◆ **WHAT THE TASK REQUIRES**
Repeat exactly the lines from the line with "Parse this screenshot: output" to the line with "What data populates", including both, and leave out any pictures.

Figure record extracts
= = = = =
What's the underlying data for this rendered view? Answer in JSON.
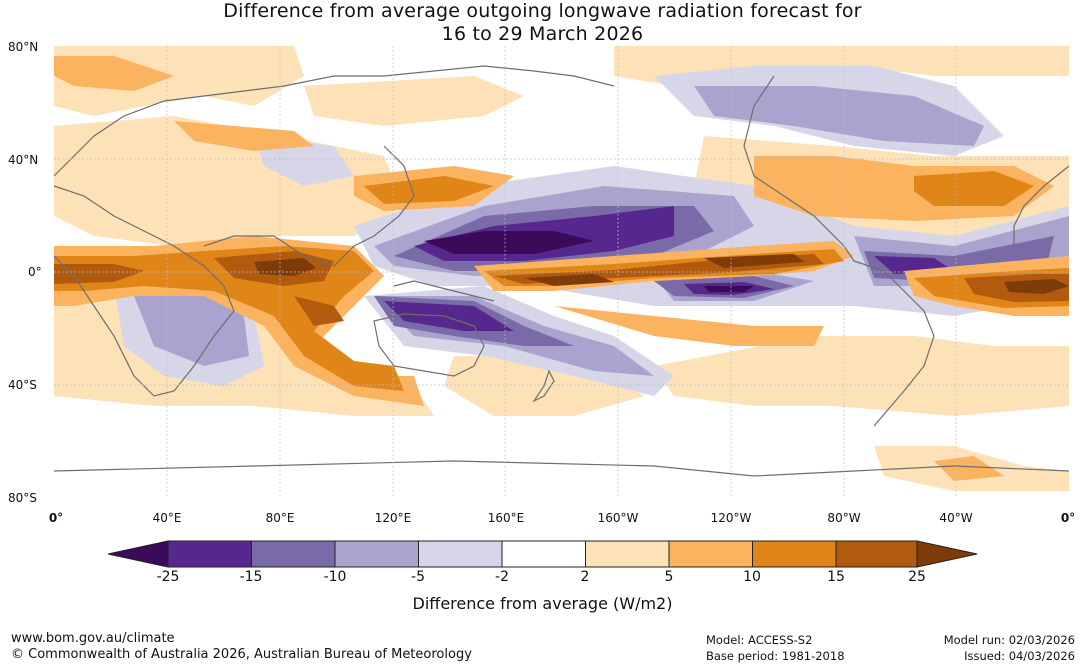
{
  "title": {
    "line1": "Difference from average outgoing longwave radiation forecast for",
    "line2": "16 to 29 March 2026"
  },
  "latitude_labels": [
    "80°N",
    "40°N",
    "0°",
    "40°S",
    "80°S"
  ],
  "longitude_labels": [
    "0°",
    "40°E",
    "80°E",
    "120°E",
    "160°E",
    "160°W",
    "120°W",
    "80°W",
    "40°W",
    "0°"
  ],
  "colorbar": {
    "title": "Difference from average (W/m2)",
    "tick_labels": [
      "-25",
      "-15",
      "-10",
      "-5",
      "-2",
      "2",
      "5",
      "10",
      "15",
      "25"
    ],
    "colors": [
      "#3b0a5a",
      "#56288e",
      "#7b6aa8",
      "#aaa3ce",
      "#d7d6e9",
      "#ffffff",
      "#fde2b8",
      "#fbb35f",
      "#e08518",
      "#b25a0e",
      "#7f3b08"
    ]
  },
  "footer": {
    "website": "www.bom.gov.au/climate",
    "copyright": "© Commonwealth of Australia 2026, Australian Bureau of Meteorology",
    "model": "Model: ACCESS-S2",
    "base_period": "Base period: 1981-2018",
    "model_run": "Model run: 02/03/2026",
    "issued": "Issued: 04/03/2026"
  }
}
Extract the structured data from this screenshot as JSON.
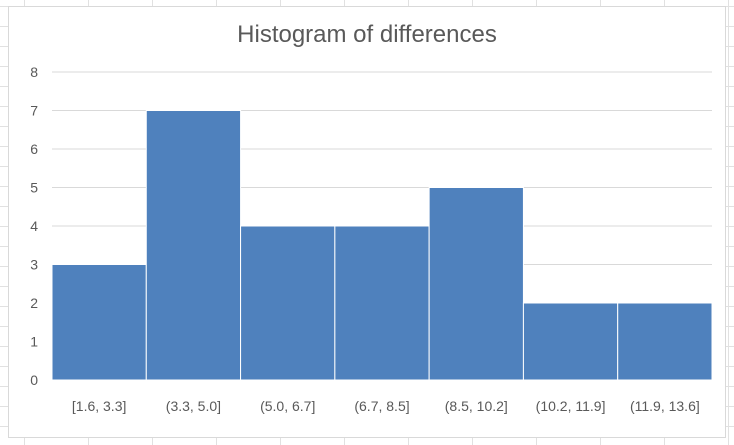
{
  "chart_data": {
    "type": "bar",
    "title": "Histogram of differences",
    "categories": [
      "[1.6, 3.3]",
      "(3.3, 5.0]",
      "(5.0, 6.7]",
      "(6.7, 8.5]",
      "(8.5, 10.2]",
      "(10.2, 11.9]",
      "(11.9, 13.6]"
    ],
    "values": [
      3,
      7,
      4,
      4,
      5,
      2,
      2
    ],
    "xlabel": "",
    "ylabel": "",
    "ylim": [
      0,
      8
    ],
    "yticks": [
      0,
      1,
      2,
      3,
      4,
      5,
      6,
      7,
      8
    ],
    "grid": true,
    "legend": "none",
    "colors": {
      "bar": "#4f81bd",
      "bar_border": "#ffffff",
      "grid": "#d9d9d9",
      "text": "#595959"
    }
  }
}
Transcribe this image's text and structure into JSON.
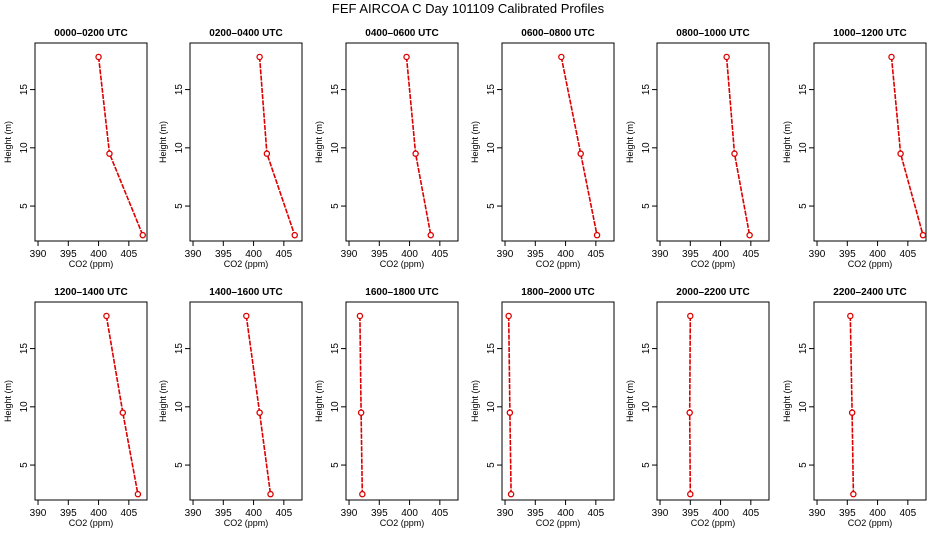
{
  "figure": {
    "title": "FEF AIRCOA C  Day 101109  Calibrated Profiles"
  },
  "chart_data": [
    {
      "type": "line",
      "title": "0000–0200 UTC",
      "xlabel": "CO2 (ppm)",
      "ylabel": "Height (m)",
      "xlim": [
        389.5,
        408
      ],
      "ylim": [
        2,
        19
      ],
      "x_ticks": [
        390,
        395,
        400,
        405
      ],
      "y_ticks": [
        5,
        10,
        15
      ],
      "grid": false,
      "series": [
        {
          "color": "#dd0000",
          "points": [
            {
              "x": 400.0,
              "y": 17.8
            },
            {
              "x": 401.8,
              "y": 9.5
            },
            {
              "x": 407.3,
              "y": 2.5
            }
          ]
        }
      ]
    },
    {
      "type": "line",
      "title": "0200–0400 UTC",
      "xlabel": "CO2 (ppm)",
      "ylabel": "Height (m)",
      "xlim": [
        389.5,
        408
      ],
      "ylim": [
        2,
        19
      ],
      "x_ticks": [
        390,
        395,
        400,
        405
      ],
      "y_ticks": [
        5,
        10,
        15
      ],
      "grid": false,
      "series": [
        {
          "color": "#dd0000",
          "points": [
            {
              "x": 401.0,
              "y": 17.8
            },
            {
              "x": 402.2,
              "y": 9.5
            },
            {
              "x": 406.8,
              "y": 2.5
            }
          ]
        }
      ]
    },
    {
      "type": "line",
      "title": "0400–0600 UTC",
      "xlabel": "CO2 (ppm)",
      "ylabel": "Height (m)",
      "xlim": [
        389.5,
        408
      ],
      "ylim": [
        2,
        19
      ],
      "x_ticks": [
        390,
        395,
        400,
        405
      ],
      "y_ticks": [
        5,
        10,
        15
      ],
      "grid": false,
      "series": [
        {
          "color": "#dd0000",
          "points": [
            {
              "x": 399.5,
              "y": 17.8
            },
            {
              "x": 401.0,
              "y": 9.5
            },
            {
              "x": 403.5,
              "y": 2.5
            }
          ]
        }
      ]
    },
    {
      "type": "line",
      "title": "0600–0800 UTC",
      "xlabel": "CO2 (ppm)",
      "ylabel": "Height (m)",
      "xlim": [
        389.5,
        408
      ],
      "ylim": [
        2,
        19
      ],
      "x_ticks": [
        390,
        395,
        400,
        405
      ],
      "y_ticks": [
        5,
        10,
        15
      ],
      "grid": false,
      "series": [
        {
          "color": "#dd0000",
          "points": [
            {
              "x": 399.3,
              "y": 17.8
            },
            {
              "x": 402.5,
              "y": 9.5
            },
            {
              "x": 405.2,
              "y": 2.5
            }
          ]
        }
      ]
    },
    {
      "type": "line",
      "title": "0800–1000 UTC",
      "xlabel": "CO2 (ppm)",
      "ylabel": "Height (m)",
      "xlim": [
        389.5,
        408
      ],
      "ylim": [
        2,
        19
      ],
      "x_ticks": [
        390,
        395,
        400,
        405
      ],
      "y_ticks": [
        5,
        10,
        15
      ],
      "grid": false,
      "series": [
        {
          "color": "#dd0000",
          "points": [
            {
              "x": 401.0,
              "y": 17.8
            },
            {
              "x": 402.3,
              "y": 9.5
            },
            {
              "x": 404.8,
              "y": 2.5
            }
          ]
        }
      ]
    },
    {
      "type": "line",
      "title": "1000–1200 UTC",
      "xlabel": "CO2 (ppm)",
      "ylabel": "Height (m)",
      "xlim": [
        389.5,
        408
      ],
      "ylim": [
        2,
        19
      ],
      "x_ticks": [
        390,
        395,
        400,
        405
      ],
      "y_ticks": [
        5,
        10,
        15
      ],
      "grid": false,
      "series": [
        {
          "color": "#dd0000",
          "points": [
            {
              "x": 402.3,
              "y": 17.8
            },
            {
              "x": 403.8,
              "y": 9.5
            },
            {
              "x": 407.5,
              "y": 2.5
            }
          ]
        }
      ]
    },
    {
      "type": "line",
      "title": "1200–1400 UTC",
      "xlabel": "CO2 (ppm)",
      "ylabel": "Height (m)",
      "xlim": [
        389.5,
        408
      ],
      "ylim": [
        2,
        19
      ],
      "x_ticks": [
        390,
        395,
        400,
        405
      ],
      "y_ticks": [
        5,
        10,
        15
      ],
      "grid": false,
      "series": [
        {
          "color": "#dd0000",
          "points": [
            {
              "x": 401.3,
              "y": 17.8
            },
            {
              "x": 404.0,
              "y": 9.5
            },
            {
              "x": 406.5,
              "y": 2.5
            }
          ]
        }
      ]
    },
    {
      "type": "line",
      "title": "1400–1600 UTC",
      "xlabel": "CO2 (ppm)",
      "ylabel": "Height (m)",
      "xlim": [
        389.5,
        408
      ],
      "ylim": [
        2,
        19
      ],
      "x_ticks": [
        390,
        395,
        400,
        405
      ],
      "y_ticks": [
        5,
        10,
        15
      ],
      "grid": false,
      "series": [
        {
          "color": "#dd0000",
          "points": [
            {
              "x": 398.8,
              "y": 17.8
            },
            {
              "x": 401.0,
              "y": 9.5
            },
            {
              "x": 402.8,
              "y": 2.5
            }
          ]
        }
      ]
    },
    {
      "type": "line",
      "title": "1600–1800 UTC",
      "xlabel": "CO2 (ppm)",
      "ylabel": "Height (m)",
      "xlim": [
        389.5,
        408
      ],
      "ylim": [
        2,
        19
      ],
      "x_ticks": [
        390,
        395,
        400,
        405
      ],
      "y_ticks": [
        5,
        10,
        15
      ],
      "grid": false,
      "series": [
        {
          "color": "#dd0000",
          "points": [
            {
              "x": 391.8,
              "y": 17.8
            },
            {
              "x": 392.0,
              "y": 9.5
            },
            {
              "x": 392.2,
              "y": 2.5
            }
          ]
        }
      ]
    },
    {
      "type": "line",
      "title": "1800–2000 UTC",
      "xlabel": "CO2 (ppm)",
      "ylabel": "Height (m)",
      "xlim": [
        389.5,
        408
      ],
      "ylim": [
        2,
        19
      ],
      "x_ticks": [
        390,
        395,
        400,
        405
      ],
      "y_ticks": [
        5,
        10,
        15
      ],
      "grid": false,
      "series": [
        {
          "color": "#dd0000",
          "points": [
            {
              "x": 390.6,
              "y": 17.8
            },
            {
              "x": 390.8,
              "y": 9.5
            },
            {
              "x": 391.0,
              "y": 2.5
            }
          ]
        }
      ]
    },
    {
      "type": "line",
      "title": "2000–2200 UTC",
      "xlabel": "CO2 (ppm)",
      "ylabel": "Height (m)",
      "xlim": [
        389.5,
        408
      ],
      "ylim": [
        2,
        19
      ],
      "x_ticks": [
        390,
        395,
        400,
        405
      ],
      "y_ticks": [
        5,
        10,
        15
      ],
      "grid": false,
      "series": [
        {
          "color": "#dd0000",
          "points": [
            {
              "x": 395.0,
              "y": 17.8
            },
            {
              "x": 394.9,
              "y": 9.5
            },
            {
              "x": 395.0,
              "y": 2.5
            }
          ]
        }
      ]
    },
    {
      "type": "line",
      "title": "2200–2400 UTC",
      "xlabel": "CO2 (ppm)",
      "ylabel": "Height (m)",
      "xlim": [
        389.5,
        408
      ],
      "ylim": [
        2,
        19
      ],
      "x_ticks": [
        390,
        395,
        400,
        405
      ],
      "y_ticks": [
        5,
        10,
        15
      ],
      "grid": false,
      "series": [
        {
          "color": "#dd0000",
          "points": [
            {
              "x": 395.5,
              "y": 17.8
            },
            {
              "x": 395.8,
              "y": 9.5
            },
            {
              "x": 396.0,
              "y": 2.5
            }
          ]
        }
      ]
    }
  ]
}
= = = = =
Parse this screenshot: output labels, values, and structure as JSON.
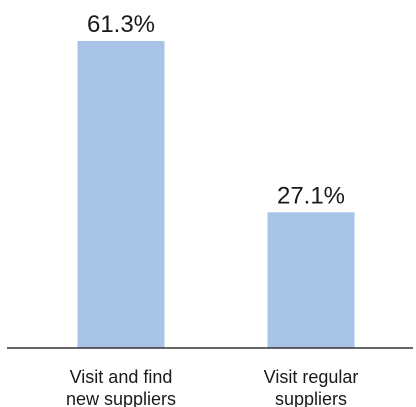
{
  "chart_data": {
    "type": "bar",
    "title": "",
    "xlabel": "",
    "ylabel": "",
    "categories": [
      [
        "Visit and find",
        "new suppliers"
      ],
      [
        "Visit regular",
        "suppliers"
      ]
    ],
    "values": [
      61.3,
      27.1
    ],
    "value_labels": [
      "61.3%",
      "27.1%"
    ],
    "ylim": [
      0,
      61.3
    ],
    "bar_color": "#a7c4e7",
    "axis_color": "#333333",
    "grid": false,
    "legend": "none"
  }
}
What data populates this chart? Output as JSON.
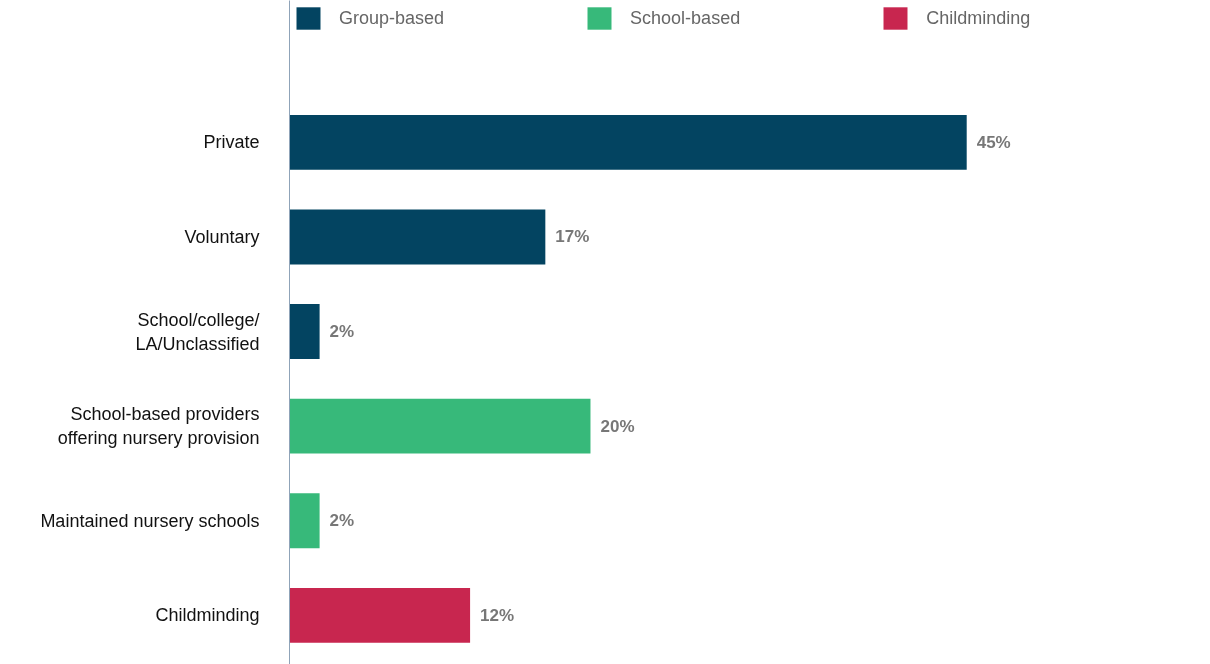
= = = = =
◆ **THE OUTPUT**
Parse this screenshot: output labels, values, and structure as JSON.
{
  "chart_data": {
    "type": "bar",
    "title": "",
    "xlabel": "",
    "ylabel": "",
    "categories": [
      [
        "Visit and find",
        "new suppliers"
      ],
      [
        "Visit regular",
        "suppliers"
      ]
    ],
    "values": [
      61.3,
      27.1
    ],
    "value_labels": [
      "61.3%",
      "27.1%"
    ],
    "ylim": [
      0,
      61.3
    ],
    "bar_color": "#a7c4e7",
    "axis_color": "#333333",
    "grid": false,
    "legend": "none"
  }
}
What data populates this chart? Output as JSON.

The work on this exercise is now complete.